## Document passage
☆ ☆ ☆

Clusterin mediates the metabolic function of adipose SIRT1

Sirtuin 1 (SIRT1) is a metabolic sensor regulating energy homeostasis in mammals. Previous results demonstrate that overexpression of human SIRT1 selectively in adipose tissue of mice (Adipo‐SIRT1) enhances insulin sensitivity and prevents metabolic ageing. The present study revealed that Adipo‐SIRT1 were protected from metabolic abnormalities caused by high‐fat diet (HFD) feeding. In adipose tissue of Adipo‐SIRT1, the expression of clusterin was significantly upregulated and located at the mitochondria–ER contacts (MERCs). In mice lacking the expression of clusterin (CKO), HFD‐induced metabolic abnormalities and ER stress were significantly enhanced and could not be prevented by overexpression of SIRT1 in adipose tissue. Clusterin was involved in the regulation of both the protein and lipid compositions of MERCs in adipose tissue of Adipo‐SIRT1, in turn preventing the excessive activation of ER stress and facilitating the delivery of omega‐3 polyunsaturated fatty acids (ω‐3 PUFA) via high density lipoprotein (HDL) particles. In conclusion, adiposeSIRT1 protected mice from dietary obesity‐induced metabolic dysfunction at least partly by facilitating the dynamic ER‐mitochondria interactions via clusterin.

☆ ☆ ☆

Structured page parsing data
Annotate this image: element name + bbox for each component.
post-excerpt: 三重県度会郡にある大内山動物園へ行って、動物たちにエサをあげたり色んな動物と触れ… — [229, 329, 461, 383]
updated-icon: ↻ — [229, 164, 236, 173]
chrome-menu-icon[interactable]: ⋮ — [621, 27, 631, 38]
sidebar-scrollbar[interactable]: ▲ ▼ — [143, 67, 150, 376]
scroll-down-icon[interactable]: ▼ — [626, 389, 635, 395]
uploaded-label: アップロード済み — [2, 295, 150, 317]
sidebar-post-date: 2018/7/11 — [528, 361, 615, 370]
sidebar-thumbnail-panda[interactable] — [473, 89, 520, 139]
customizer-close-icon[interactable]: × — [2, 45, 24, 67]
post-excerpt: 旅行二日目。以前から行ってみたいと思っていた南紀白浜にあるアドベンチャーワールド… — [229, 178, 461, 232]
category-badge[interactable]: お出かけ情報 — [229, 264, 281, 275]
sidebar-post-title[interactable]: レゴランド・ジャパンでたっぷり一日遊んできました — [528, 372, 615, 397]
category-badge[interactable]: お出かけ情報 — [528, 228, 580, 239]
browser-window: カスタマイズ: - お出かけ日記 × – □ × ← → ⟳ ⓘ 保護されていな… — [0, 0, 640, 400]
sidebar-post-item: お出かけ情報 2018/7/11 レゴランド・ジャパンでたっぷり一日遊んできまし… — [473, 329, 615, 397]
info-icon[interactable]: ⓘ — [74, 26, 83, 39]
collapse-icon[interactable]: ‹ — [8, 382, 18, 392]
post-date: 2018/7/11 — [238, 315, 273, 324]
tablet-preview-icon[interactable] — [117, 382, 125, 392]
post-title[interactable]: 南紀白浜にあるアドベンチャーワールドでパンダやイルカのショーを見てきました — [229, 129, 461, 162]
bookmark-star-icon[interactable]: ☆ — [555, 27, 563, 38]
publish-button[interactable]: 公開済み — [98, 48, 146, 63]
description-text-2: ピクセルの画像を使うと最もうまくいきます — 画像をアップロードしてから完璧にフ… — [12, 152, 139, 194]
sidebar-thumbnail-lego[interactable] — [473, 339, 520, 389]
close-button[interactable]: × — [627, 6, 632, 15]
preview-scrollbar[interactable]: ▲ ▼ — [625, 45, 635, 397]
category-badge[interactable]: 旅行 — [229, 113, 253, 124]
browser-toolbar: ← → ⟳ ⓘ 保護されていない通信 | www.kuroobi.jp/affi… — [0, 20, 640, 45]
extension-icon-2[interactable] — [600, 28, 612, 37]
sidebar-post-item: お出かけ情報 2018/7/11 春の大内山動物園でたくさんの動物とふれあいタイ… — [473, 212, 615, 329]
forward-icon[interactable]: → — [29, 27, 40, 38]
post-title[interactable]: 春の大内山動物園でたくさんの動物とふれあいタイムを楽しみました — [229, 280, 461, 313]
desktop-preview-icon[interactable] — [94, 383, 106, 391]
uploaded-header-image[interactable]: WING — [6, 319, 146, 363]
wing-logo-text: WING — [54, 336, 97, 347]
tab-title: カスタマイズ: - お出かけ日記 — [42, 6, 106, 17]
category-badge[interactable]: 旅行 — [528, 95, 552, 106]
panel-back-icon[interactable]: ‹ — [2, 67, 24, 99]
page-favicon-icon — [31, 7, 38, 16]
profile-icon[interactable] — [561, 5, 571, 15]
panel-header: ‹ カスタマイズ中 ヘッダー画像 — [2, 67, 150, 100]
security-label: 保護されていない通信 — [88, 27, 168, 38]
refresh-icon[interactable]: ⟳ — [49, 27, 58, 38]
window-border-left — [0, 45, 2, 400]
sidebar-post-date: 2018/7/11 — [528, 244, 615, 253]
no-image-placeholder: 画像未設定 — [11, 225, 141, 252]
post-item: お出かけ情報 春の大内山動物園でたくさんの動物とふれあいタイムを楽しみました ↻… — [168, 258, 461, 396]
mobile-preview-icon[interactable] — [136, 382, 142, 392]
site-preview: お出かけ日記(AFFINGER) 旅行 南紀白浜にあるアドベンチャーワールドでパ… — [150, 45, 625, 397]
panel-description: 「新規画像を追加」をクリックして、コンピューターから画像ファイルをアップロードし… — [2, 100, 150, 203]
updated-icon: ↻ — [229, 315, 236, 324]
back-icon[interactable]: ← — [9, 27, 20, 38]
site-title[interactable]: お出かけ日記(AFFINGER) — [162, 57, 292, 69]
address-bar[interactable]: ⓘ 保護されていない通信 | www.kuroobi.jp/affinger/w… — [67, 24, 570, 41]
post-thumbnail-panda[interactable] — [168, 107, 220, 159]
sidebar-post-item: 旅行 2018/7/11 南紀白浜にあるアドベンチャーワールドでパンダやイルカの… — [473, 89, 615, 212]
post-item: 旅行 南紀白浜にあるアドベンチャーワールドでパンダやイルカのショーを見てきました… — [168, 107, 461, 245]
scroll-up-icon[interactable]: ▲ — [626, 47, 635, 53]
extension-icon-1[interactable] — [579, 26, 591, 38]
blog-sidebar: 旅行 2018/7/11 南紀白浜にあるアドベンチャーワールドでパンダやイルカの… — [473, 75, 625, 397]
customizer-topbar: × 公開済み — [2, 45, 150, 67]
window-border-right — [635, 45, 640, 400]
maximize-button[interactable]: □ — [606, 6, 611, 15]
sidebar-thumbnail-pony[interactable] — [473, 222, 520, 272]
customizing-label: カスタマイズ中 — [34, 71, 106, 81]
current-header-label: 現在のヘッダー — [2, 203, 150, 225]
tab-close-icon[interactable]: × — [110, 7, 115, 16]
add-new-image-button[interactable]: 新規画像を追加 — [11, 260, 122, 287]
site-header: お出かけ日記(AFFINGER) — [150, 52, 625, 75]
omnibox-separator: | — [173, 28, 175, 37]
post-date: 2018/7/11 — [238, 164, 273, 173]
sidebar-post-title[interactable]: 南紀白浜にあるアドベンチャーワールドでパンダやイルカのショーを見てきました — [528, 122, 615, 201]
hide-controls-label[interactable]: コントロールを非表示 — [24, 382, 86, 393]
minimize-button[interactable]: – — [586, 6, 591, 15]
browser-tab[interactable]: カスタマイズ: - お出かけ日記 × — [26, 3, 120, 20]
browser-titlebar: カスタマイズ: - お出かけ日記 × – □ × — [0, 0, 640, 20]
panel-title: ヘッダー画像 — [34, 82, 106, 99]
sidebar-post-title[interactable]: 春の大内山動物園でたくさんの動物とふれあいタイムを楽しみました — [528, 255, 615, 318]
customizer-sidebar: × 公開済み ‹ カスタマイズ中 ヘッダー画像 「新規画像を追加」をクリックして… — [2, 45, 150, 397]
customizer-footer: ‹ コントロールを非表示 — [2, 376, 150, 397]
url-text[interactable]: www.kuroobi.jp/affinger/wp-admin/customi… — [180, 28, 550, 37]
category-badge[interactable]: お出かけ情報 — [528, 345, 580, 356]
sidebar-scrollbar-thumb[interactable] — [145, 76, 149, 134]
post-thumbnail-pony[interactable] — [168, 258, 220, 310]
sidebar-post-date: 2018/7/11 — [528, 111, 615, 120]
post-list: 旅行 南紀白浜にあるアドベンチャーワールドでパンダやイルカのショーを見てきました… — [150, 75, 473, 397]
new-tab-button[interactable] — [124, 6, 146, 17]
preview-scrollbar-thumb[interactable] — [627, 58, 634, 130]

☆ ☆ ☆

## Set of tasks
(1) Answer these questions from the abstract on clusterin and adipose SIRT1:
(a) In the mice called Adipo‐SIRT1, what is overexpressed, and in which tissue?
(b) Where in the adipose tissue of Adipo‐SIRT1 was clusterin located?
(c) Through which particles is the delivery of omega‐3 polyunsaturated fatty acids made easier?
(2) Decide whether each statement agrees with the abstract on clusterin and adipose SIRT1:
(a) In mice lacking clusterin, overexpressing SIRT1 in adipose tissue prevented the metabolic abnormalities caused by high‐fat diet feeding.
(b) Clusterin expression went up in the adipose tissue of Adipo‐SIRT1.
(c) SIRT1 is described as a metabolic sensor that regulates energy homeostasis in mammals.

## Expected responses
(1)
(a) Human SIRT1, selectively in adipose tissue.
(b) At the mitochondria–ER contacts (MERCs).
(c) High density lipoprotein (HDL) particles.

(2)
(a) No: "HFD‐induced metabolic abnormalities and ER stress were significantly enhanced and could not be prevented by overexpression of SIRT1 in adipose tissue."
(b) Yes: "the expression of clusterin was significantly upregulated"
(c) Yes: "Sirtuin 1 (SIRT1) is a metabolic sensor regulating energy homeostasis in mammals."